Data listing
◇ ◇ ◇ ◇ ◇ ◇ ◇
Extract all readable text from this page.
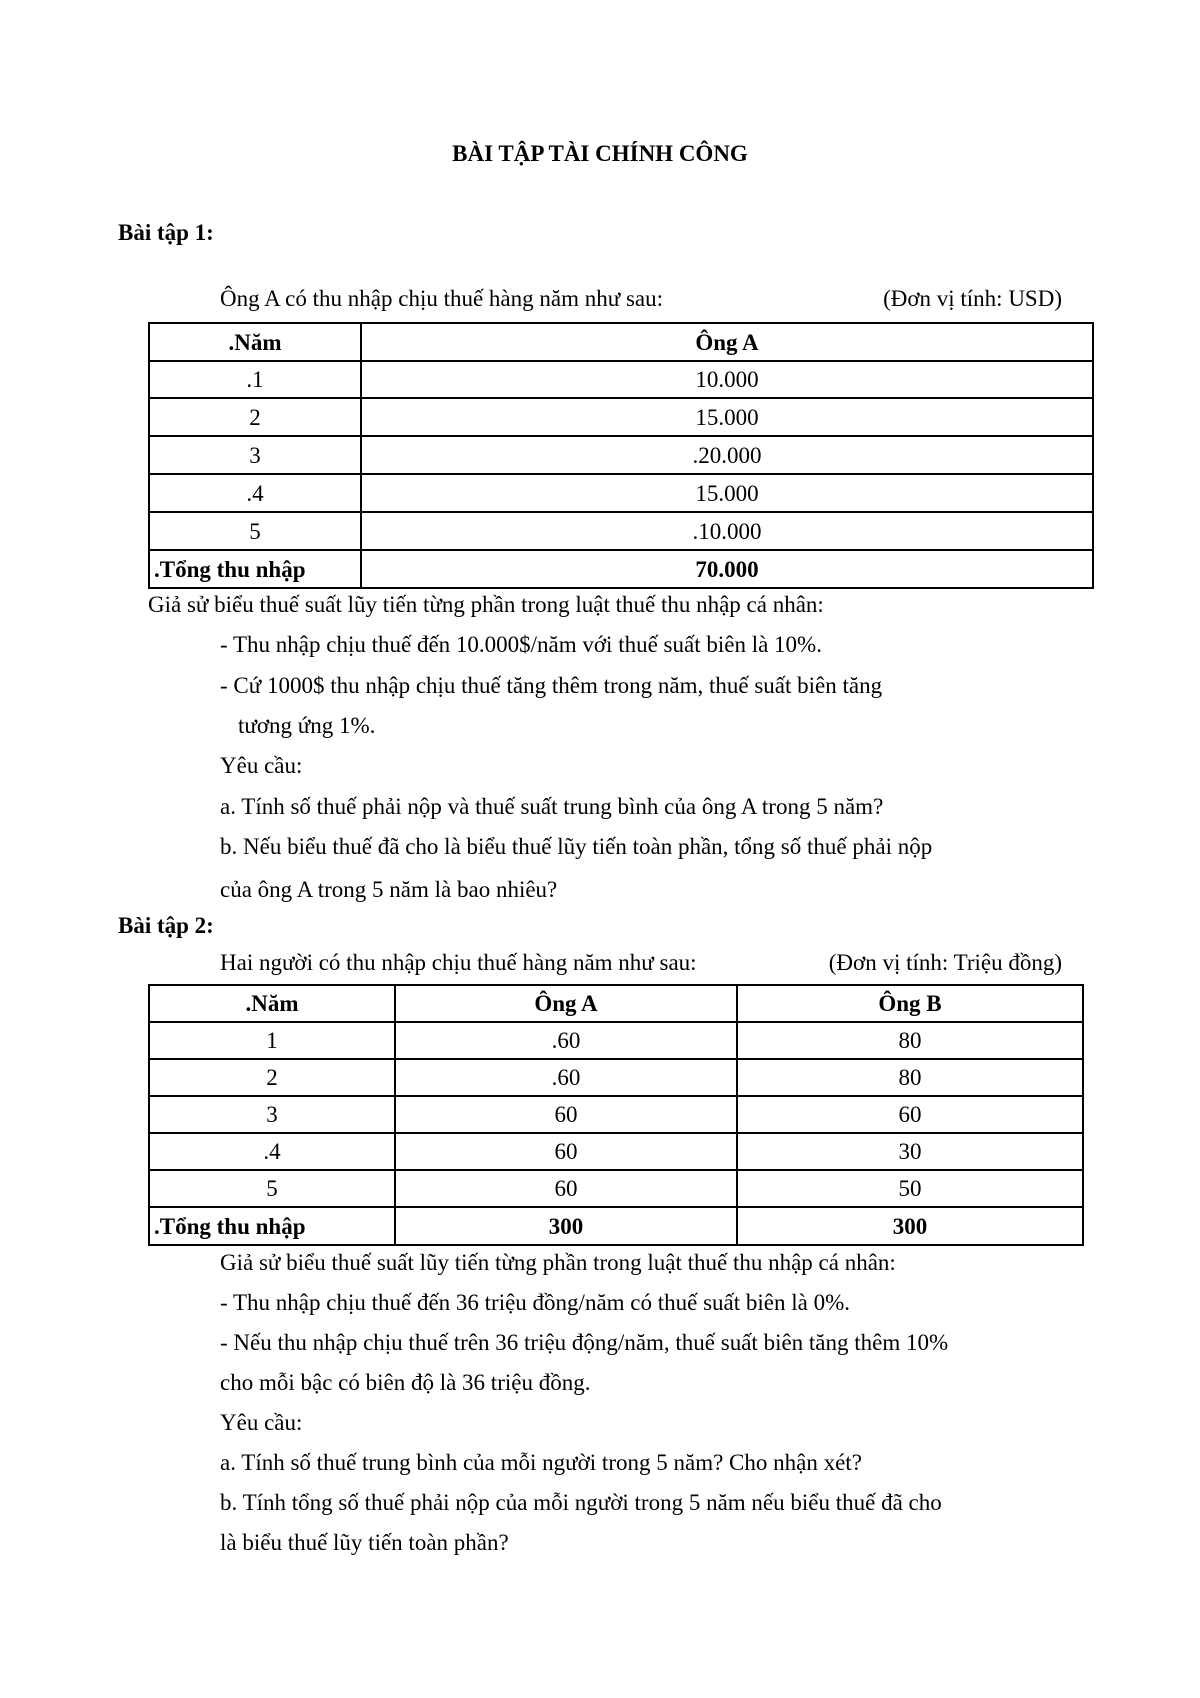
BÀI TẬP TÀI CHÍNH CÔNG
Bài tập 1:
Ông A có thu nhập chịu thuế hàng năm như sau:	(Đơn vị tính: USD)
.Năm	Ông A
.1	10.000
2	15.000
3	.20.000
.4	15.000
5	.10.000
.Tổng thu nhập	70.000
Giả sử biểu thuế suất lũy tiến từng phần trong luật thuế thu nhập cá nhân:
- Thu nhập chịu thuế đến 10.000$/năm với thuế suất biên là 10%.
- Cứ 1000$ thu nhập chịu thuế tăng thêm trong năm, thuế suất biên tăng
tương ứng 1%.
Yêu cầu:
a. Tính số thuế phải nộp và thuế suất trung bình của ông A trong 5 năm?
b. Nếu biểu thuế đã cho là biểu thuế lũy tiến toàn phần, tổng số thuế phải nộp
của ông A trong 5 năm là bao nhiêu?
Bài tập 2:
Hai người có thu nhập chịu thuế hàng năm như sau:	(Đơn vị tính: Triệu đồng)
.Năm	Ông A	Ông B
1	.60	80
2	.60	80
3	60	60
.4	60	30
5	60	50
.Tổng thu nhập	300	300
Giả sử biểu thuế suất lũy tiến từng phần trong luật thuế thu nhập cá nhân:
- Thu nhập chịu thuế đến 36 triệu đồng/năm có thuế suất biên là 0%.
- Nếu thu nhập chịu thuế trên 36 triệu động/năm, thuế suất biên tăng thêm 10%
cho mỗi bậc có biên độ là 36 triệu đồng.
Yêu cầu:
a. Tính số thuế trung bình của mỗi người trong 5 năm? Cho nhận xét?
b. Tính tổng số thuế phải nộp của mỗi người trong 5 năm nếu biểu thuế đã cho
là biểu thuế lũy tiến toàn phần?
◇ ◇ ◇ ◇ ◇ ◇ ◇
■ **The request**
Reproduce the records verbatim, omitting all images they contain.

■ **Response to this exercise**
Extract all readable text from this page.
BÀI TẬP TÀI CHÍNH CÔNG
Bài tập 1:
Ông A có thu nhập chịu thuế hàng năm như sau:	(Đơn vị tính: USD)
.Năm	Ông A
.1	10.000
2	15.000
3	.20.000
.4	15.000
5	.10.000
.Tổng thu nhập	70.000
Giả sử biểu thuế suất lũy tiến từng phần trong luật thuế thu nhập cá nhân:
- Thu nhập chịu thuế đến 10.000$/năm với thuế suất biên là 10%.
- Cứ 1000$ thu nhập chịu thuế tăng thêm trong năm, thuế suất biên tăng
tương ứng 1%.
Yêu cầu:
a. Tính số thuế phải nộp và thuế suất trung bình của ông A trong 5 năm?
b. Nếu biểu thuế đã cho là biểu thuế lũy tiến toàn phần, tổng số thuế phải nộp
của ông A trong 5 năm là bao nhiêu?
Bài tập 2:
Hai người có thu nhập chịu thuế hàng năm như sau:	(Đơn vị tính: Triệu đồng)
.Năm	Ông A	Ông B
1	.60	80
2	.60	80
3	60	60
.4	60	30
5	60	50
.Tổng thu nhập	300	300
Giả sử biểu thuế suất lũy tiến từng phần trong luật thuế thu nhập cá nhân:
- Thu nhập chịu thuế đến 36 triệu đồng/năm có thuế suất biên là 0%.
- Nếu thu nhập chịu thuế trên 36 triệu động/năm, thuế suất biên tăng thêm 10%
cho mỗi bậc có biên độ là 36 triệu đồng.
Yêu cầu:
a. Tính số thuế trung bình của mỗi người trong 5 năm? Cho nhận xét?
b. Tính tổng số thuế phải nộp của mỗi người trong 5 năm nếu biểu thuế đã cho
là biểu thuế lũy tiến toàn phần?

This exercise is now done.